What to work on >> Restate the data word for word and leave the images out.

## Start

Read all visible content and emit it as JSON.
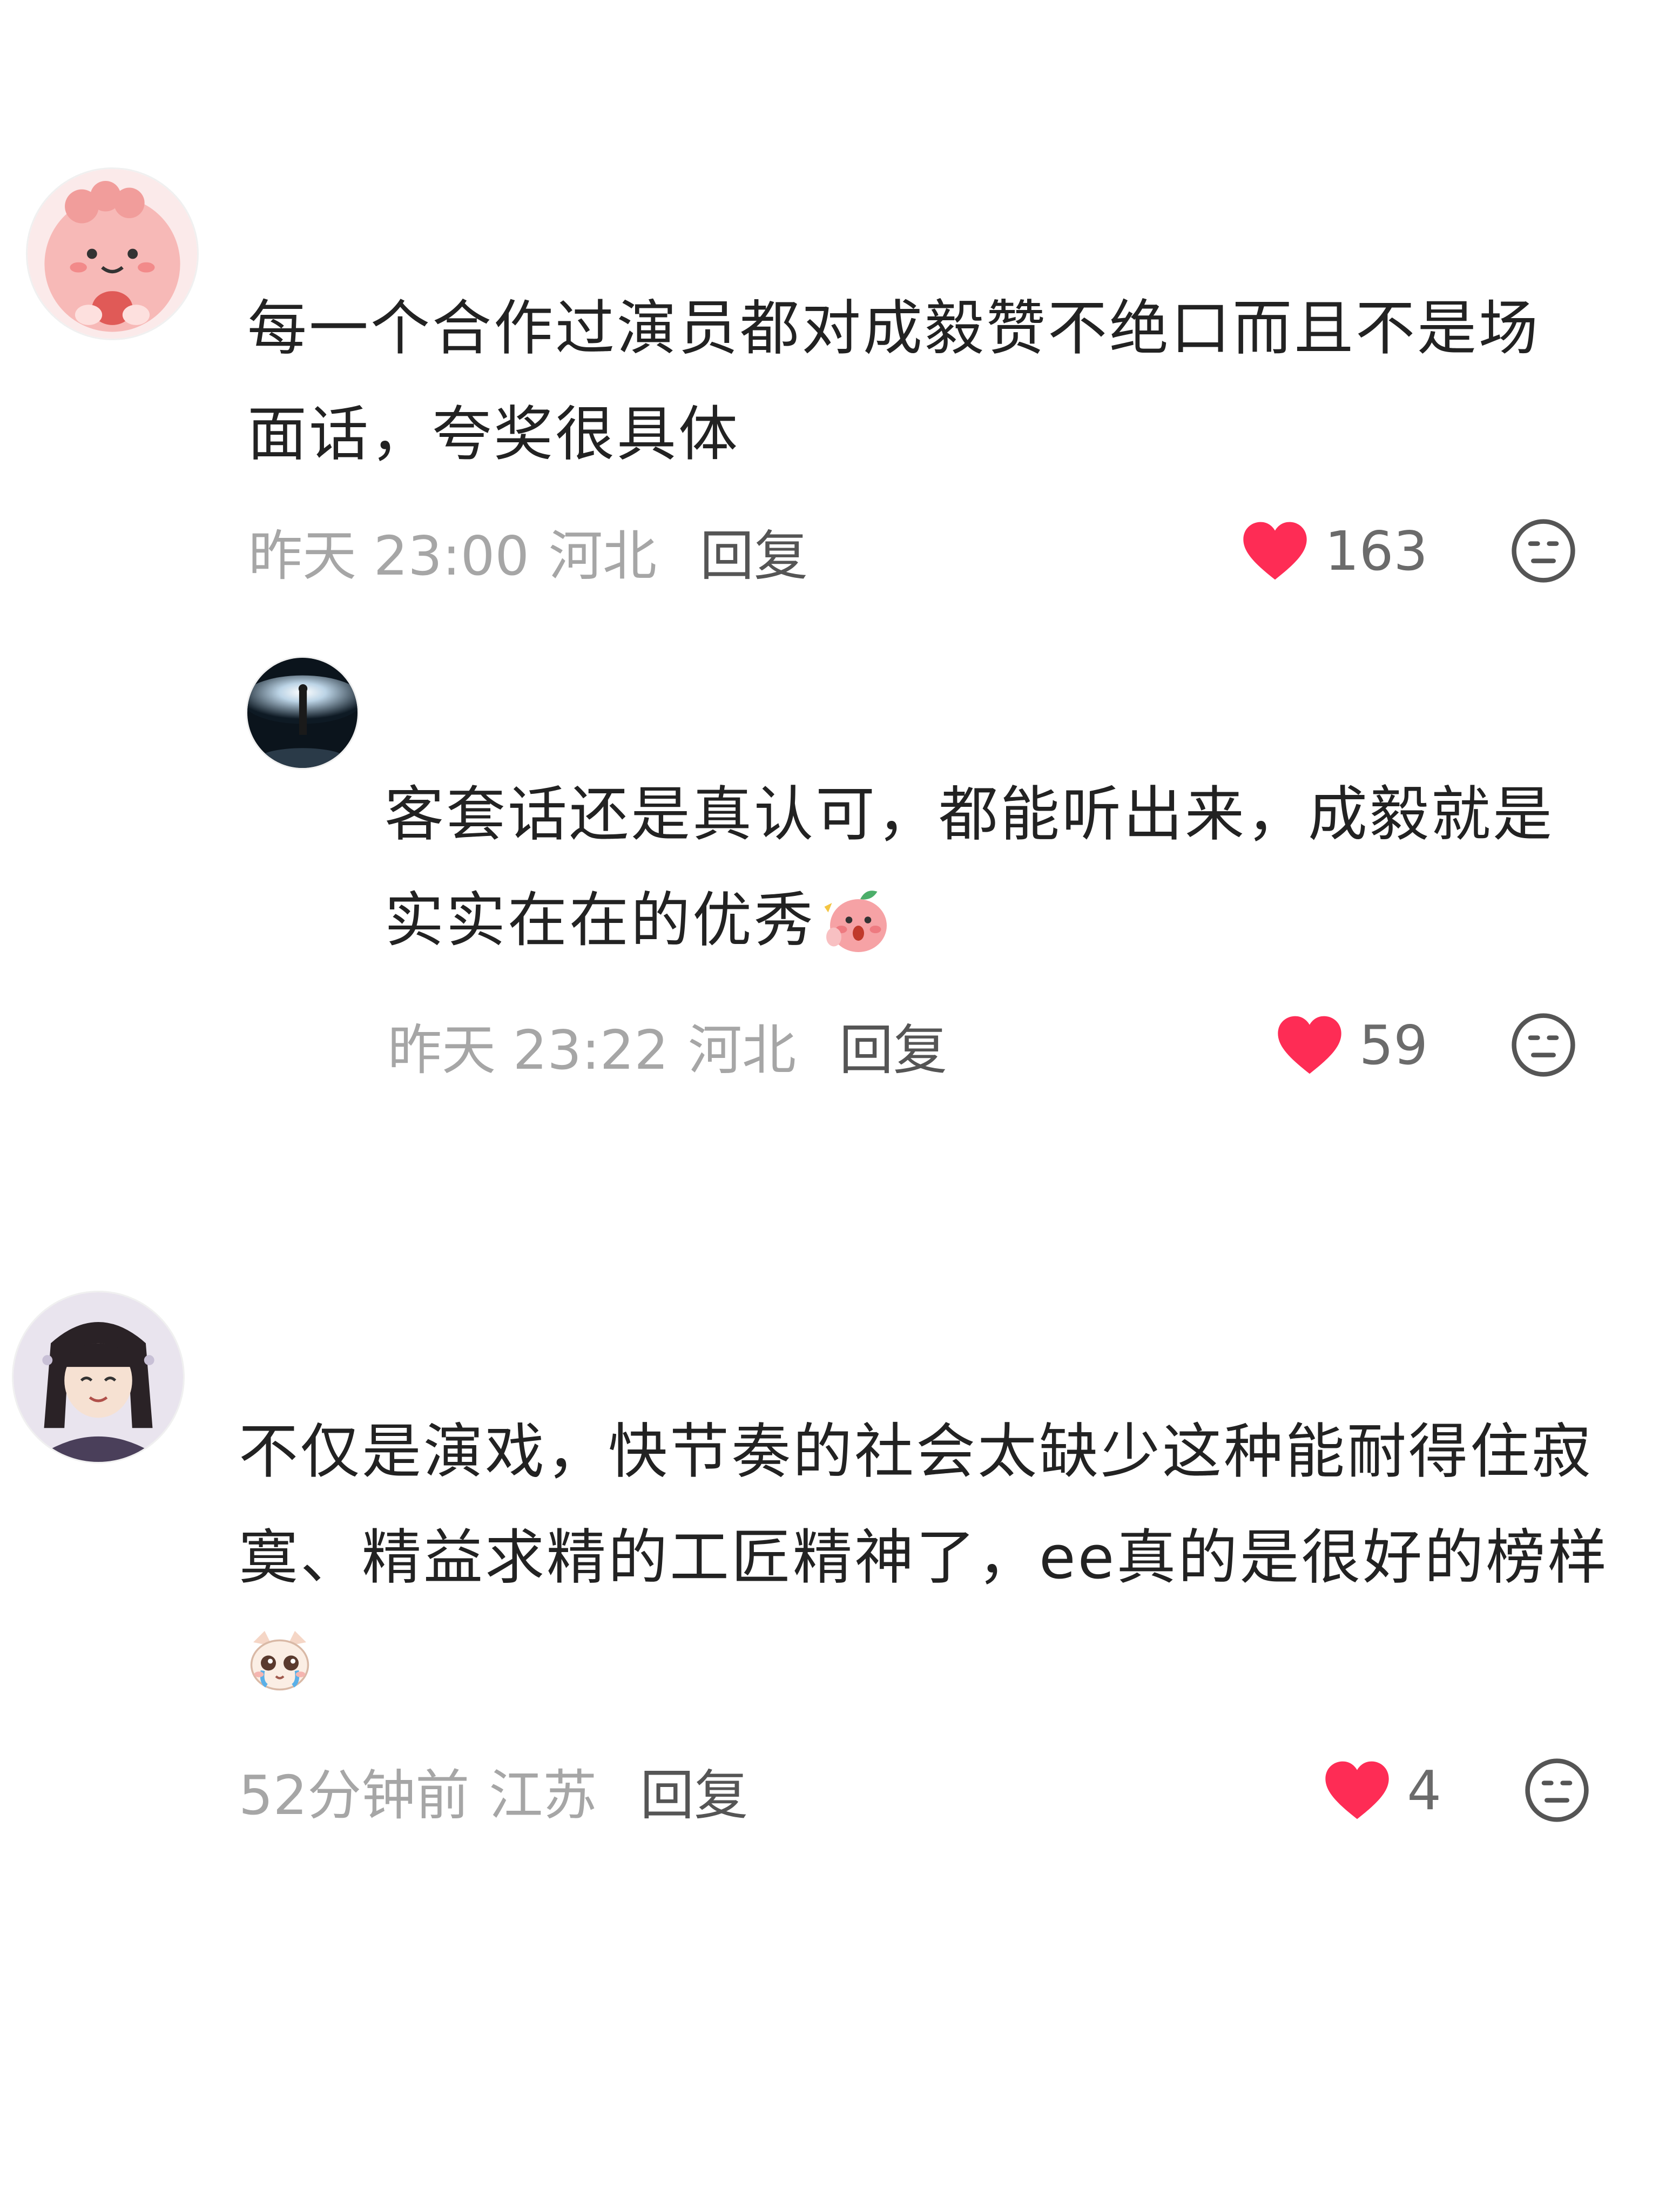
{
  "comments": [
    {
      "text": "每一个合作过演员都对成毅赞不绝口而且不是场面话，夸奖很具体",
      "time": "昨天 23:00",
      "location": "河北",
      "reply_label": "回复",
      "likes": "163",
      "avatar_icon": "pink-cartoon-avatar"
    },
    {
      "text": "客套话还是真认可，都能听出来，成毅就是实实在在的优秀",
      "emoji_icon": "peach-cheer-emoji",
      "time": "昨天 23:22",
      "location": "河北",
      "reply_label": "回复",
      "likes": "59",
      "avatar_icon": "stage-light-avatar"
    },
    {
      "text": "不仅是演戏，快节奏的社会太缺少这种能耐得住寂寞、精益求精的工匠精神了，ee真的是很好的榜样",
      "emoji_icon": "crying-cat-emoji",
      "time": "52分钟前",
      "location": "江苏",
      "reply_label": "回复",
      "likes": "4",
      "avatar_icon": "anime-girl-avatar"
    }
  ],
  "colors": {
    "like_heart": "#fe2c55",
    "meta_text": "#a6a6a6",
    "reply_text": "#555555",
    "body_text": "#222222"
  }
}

## End

Written solution >>
Read all visible content and emit it as JSON.
{
  "comments": [
    {
      "text": "每一个合作过演员都对成毅赞不绝口而且不是场面话，夸奖很具体",
      "time": "昨天 23:00",
      "location": "河北",
      "reply_label": "回复",
      "likes": "163",
      "avatar_icon": "pink-cartoon-avatar"
    },
    {
      "text": "客套话还是真认可，都能听出来，成毅就是实实在在的优秀",
      "emoji_icon": "peach-cheer-emoji",
      "time": "昨天 23:22",
      "location": "河北",
      "reply_label": "回复",
      "likes": "59",
      "avatar_icon": "stage-light-avatar"
    },
    {
      "text": "不仅是演戏，快节奏的社会太缺少这种能耐得住寂寞、精益求精的工匠精神了，ee真的是很好的榜样",
      "emoji_icon": "crying-cat-emoji",
      "time": "52分钟前",
      "location": "江苏",
      "reply_label": "回复",
      "likes": "4",
      "avatar_icon": "anime-girl-avatar"
    }
  ],
  "colors": {
    "like_heart": "#fe2c55",
    "meta_text": "#a6a6a6",
    "reply_text": "#555555",
    "body_text": "#222222"
  }
}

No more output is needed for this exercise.